PROBLEM STATEMENT:
How many lines in the records below contain the word "type"? Answer with the number alone.

•••••

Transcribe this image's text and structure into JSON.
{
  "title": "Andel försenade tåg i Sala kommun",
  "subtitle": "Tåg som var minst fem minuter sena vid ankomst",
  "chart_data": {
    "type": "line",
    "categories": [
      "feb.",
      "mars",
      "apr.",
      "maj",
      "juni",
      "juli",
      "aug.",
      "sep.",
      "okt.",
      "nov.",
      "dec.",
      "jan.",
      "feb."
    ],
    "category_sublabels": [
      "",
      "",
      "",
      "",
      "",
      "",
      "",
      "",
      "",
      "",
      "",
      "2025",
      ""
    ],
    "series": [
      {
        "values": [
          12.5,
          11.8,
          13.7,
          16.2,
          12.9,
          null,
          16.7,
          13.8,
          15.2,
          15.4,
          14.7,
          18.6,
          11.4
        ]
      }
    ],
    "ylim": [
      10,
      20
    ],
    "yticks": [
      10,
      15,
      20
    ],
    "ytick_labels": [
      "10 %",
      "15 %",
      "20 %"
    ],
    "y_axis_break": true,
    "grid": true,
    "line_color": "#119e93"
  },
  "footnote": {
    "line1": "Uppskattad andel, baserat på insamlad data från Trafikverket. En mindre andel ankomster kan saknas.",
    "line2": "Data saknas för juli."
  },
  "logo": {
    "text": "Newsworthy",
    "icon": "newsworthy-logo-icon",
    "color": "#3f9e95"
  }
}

•••••

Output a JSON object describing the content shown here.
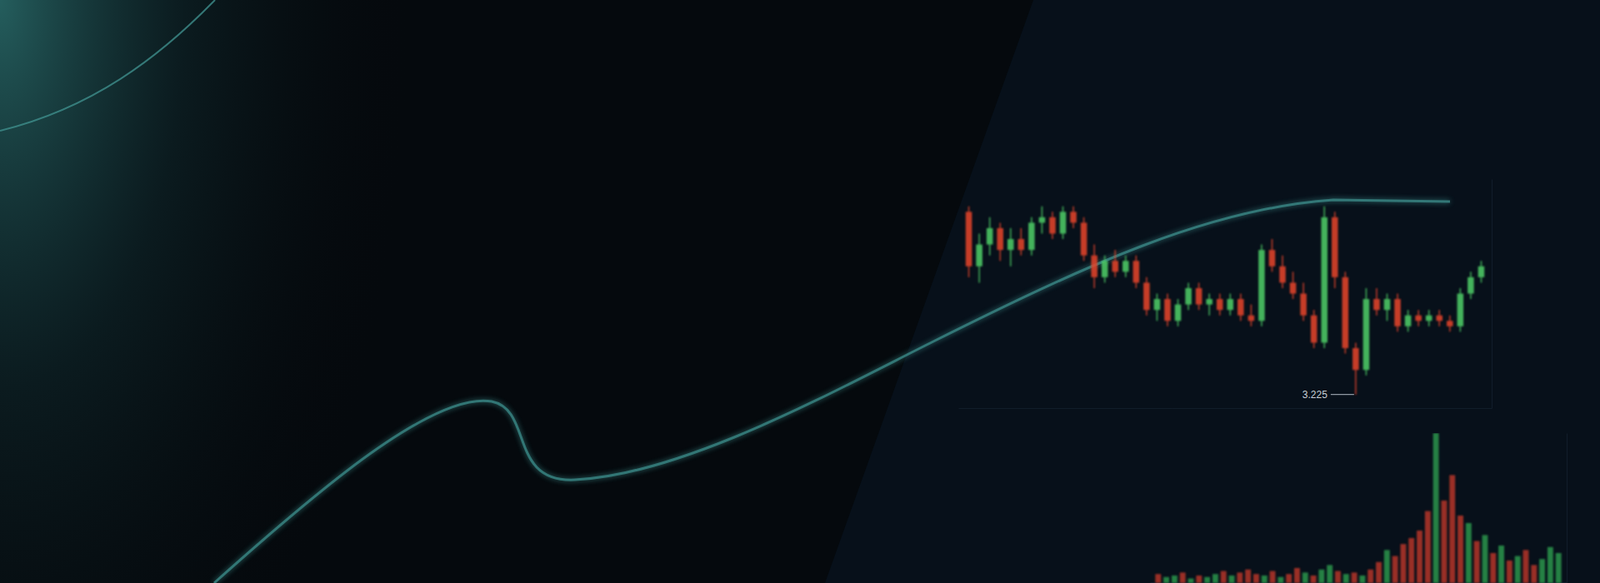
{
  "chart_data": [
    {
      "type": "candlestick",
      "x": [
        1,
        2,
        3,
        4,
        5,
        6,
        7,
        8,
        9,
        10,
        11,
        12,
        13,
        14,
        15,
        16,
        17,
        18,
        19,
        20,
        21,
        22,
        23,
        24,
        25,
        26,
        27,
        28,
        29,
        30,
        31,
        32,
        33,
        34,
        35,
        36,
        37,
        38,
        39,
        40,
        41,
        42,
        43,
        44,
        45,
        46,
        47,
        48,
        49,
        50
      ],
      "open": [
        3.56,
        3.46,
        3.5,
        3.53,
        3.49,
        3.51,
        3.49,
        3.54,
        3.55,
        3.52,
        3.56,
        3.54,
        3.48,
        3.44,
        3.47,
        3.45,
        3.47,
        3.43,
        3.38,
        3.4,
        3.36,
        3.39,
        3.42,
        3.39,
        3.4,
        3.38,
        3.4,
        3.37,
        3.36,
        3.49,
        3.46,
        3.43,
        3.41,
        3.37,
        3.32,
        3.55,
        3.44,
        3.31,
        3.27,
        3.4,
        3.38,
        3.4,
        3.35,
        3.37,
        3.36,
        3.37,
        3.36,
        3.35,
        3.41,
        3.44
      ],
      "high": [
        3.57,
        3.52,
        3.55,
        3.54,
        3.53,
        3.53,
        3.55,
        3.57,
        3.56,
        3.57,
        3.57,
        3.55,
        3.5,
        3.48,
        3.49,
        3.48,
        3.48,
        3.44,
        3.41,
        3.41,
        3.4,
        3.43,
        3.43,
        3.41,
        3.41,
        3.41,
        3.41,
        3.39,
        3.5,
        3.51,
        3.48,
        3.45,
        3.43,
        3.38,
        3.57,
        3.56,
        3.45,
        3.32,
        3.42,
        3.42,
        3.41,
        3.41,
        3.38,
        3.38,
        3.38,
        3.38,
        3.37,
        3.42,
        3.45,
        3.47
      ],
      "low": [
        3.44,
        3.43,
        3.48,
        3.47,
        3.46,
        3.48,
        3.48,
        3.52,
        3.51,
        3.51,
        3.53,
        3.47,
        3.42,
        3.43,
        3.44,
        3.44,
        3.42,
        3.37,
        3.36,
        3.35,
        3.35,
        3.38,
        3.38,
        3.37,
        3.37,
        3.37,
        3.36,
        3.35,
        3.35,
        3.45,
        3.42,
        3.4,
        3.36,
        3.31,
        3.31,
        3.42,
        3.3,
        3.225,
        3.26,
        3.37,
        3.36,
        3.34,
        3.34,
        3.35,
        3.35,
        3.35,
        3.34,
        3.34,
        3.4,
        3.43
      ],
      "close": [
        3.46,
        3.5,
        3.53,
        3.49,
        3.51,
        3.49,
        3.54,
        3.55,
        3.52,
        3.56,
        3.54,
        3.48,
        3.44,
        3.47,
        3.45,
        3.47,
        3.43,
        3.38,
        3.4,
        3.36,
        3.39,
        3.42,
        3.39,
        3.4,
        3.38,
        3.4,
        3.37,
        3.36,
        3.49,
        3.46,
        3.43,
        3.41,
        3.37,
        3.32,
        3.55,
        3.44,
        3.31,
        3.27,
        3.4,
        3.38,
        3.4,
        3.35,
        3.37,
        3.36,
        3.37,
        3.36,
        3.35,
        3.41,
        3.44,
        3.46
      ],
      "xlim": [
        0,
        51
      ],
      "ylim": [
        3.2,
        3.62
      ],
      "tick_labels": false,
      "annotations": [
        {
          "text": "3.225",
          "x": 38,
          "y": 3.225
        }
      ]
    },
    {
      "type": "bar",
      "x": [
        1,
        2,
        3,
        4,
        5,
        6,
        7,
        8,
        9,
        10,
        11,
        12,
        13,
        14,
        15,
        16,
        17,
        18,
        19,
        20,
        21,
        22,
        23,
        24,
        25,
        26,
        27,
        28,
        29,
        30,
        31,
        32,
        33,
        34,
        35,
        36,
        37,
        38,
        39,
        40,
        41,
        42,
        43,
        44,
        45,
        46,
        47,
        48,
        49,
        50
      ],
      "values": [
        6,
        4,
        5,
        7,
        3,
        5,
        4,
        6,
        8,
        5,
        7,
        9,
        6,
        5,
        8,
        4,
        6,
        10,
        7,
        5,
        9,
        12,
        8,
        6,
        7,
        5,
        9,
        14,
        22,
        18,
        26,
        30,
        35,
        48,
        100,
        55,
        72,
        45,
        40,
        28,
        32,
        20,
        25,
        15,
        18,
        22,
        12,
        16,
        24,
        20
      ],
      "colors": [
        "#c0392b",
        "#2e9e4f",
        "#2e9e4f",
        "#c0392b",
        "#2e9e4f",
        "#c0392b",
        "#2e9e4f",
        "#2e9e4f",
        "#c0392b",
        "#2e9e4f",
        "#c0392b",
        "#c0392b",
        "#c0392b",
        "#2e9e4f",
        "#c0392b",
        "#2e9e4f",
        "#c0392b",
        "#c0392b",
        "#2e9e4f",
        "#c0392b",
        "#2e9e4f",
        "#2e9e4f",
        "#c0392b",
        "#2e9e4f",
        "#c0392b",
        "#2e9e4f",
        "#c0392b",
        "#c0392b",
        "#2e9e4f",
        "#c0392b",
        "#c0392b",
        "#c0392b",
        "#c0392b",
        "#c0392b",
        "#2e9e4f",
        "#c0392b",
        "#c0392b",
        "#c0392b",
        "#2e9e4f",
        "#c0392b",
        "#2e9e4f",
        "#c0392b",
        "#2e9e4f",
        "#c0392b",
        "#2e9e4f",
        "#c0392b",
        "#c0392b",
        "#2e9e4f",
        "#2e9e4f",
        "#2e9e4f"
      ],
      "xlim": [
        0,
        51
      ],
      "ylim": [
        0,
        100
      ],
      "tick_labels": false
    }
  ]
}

•••••

SOLUTION FOR THIS PROBLEM:
3